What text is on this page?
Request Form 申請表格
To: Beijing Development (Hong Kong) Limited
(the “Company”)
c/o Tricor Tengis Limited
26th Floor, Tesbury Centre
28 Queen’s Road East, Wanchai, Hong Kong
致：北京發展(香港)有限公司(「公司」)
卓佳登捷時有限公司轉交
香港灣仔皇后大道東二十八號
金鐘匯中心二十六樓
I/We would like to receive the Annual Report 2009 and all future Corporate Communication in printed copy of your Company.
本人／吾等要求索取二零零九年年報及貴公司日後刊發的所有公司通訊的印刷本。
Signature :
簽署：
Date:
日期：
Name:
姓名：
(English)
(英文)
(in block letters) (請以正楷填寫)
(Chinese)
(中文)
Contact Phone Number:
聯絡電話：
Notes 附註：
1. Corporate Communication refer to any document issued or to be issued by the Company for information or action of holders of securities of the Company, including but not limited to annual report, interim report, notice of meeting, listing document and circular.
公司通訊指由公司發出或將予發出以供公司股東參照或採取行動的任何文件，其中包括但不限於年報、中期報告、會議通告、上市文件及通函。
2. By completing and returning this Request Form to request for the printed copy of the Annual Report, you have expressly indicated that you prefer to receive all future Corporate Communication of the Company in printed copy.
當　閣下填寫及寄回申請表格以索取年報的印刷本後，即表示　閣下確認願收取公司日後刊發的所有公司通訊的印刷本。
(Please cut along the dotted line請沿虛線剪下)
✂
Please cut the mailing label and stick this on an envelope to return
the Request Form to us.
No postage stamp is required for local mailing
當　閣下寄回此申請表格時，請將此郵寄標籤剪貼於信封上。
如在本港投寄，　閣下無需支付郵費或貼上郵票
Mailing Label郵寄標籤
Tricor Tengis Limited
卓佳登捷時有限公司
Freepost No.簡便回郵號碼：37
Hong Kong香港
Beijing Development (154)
○ ○ ○
What is the number of lines in the data that hold the string "Tengis"? Answer with the number only.

2